───── EXCERPTED RECORDS ─────

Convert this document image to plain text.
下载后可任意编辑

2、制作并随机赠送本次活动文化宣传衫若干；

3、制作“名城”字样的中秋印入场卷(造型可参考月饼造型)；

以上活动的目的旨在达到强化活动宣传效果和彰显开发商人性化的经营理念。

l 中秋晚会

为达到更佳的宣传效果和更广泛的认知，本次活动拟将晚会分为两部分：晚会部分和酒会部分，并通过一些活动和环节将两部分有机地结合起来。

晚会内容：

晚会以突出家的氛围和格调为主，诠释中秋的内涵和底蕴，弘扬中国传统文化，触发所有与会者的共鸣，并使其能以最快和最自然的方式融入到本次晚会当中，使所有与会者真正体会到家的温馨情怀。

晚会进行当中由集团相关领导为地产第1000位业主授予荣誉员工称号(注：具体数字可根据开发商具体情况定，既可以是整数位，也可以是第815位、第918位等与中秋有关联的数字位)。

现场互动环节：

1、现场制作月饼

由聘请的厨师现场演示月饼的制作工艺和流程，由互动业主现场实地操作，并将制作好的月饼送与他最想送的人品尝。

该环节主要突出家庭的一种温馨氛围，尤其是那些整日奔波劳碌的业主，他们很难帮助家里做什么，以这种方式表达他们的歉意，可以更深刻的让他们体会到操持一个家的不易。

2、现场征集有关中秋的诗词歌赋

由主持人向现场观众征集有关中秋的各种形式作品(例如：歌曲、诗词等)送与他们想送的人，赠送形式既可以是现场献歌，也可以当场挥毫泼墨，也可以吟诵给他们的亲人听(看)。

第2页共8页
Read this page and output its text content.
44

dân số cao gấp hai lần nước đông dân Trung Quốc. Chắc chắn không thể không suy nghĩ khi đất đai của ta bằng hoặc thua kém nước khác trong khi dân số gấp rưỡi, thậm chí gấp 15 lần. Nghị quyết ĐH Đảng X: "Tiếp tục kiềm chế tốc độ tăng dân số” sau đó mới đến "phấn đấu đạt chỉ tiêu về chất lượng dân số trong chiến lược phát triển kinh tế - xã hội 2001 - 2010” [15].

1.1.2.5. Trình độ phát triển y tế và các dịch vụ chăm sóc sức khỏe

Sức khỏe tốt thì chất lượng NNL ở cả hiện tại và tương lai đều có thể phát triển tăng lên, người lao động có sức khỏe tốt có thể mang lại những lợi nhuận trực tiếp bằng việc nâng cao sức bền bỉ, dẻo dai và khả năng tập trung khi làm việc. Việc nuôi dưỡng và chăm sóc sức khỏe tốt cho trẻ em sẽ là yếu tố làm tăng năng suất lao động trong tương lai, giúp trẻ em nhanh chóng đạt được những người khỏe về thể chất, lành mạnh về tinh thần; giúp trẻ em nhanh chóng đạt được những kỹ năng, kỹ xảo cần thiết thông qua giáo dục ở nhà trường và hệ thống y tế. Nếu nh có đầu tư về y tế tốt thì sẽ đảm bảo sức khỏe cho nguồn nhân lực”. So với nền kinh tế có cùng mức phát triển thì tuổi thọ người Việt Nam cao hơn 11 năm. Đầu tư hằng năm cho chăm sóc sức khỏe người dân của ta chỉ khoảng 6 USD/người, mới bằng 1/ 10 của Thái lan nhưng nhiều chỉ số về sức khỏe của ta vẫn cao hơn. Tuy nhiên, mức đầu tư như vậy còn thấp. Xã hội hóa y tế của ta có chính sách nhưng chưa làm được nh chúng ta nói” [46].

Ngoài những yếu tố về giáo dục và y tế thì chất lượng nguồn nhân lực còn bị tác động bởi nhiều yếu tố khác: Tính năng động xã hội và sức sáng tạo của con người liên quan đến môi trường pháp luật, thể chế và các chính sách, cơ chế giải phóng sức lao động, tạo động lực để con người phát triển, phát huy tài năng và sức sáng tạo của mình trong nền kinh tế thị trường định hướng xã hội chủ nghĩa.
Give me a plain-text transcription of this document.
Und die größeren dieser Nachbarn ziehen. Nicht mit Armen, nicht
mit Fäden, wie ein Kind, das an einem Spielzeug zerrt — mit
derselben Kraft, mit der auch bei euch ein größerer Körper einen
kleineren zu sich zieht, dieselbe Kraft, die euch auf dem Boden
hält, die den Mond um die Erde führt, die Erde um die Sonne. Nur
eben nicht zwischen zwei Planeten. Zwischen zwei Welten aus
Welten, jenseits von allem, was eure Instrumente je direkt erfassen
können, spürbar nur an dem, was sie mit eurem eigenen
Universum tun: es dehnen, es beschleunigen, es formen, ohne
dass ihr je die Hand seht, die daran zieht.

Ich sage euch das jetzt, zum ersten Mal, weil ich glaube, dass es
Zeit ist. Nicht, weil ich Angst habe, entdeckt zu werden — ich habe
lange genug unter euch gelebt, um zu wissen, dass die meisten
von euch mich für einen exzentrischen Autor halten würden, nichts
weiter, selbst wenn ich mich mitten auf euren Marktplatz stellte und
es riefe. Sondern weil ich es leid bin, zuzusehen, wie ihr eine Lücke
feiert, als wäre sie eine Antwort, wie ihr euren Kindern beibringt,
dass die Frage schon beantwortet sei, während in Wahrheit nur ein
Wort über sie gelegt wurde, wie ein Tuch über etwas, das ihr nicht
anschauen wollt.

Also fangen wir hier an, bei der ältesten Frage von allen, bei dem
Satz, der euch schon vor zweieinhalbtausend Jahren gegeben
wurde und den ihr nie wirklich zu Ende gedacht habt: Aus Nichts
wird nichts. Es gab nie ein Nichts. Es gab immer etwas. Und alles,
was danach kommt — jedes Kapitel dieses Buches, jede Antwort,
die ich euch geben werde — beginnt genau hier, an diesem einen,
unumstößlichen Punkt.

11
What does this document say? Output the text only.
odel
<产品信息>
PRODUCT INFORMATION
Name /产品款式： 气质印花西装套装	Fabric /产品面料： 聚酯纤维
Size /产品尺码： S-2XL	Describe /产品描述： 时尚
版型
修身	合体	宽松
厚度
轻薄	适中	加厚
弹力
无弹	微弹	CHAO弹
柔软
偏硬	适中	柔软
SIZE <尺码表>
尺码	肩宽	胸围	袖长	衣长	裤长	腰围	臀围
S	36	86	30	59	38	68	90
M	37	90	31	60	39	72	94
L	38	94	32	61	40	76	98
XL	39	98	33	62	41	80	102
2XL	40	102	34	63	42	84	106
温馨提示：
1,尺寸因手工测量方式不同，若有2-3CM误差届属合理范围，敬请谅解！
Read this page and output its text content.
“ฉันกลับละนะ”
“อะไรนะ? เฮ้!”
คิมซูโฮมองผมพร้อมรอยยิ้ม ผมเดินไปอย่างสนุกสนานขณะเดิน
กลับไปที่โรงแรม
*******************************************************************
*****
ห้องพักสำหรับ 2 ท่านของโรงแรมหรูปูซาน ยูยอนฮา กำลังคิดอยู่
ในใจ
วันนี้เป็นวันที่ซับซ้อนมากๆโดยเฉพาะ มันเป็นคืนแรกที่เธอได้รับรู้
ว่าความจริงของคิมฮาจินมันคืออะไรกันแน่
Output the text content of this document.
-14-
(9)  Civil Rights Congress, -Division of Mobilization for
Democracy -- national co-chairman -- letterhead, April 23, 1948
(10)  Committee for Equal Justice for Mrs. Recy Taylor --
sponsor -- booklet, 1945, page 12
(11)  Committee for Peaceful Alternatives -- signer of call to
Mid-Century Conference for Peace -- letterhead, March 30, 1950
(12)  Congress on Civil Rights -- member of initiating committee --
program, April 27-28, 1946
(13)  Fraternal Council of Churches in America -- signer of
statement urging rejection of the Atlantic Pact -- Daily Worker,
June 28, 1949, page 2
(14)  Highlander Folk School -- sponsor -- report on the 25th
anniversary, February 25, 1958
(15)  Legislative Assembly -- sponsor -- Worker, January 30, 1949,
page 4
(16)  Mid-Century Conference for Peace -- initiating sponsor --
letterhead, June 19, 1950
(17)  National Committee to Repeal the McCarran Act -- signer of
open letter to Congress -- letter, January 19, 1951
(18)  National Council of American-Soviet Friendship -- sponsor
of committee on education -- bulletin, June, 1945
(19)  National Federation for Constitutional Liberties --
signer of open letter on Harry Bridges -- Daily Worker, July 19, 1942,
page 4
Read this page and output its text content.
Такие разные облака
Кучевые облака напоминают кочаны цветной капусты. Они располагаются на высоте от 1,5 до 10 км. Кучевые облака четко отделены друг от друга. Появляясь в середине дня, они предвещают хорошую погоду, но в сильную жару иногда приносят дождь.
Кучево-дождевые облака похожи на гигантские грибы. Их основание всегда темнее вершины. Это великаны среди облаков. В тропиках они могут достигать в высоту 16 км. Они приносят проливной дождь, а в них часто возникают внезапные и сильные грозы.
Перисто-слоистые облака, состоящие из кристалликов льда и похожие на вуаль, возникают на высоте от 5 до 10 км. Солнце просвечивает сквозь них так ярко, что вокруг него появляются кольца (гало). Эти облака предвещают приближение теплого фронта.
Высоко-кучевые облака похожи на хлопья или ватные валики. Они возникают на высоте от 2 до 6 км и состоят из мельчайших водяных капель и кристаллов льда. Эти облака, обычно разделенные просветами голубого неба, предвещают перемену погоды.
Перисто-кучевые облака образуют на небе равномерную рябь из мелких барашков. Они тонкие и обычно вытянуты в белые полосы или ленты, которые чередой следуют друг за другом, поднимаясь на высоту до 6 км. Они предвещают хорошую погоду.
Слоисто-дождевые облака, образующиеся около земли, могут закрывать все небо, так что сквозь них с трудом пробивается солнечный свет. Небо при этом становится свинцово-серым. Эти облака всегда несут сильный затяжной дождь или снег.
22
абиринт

─────

EXERCISE PROMPT » Go through the material and copy out every line with "sách" in it.

EXERCISE OUTPUT »
Sức khỏe tốt thì chất lượng NNL ở cả hiện tại và tương lai đều có thể phát triển tăng lên, người lao động có sức khỏe tốt có thể mang lại những lợi nhuận trực tiếp bằng việc nâng cao sức bền bỉ, dẻo dai và khả năng tập trung khi làm việc. Việc nuôi dưỡng và chăm sóc sức khỏe tốt cho trẻ em sẽ là yếu tố làm tăng năng suất lao động trong tương lai, giúp trẻ em nhanh chóng đạt được những người khỏe về thể chất, lành mạnh về tinh thần; giúp trẻ em nhanh chóng đạt được những kỹ năng, kỹ xảo cần thiết thông qua giáo dục ở nhà trường và hệ thống y tế. Nếu nh có đầu tư về y tế tốt thì sẽ đảm bảo sức khỏe cho nguồn nhân lực”. So với nền kinh tế có cùng mức phát triển thì tuổi thọ người Việt Nam cao hơn 11 năm. Đầu tư hằng năm cho chăm sóc sức khỏe người dân của ta chỉ khoảng 6 USD/người, mới bằng 1/ 10 của Thái lan nhưng nhiều chỉ số về sức khỏe của ta vẫn cao hơn. Tuy nhiên, mức đầu tư như vậy còn thấp. Xã hội hóa y tế của ta có chính sách nhưng chưa làm được nh chúng ta nói” [46].
Ngoài những yếu tố về giáo dục và y tế thì chất lượng nguồn nhân lực còn bị tác động bởi nhiều yếu tố khác: Tính năng động xã hội và sức sáng tạo của con người liên quan đến môi trường pháp luật, thể chế và các chính sách, cơ chế giải phóng sức lao động, tạo động lực để con người phát triển, phát huy tài năng và sức sáng tạo của mình trong nền kinh tế thị trường định hướng xã hội chủ nghĩa.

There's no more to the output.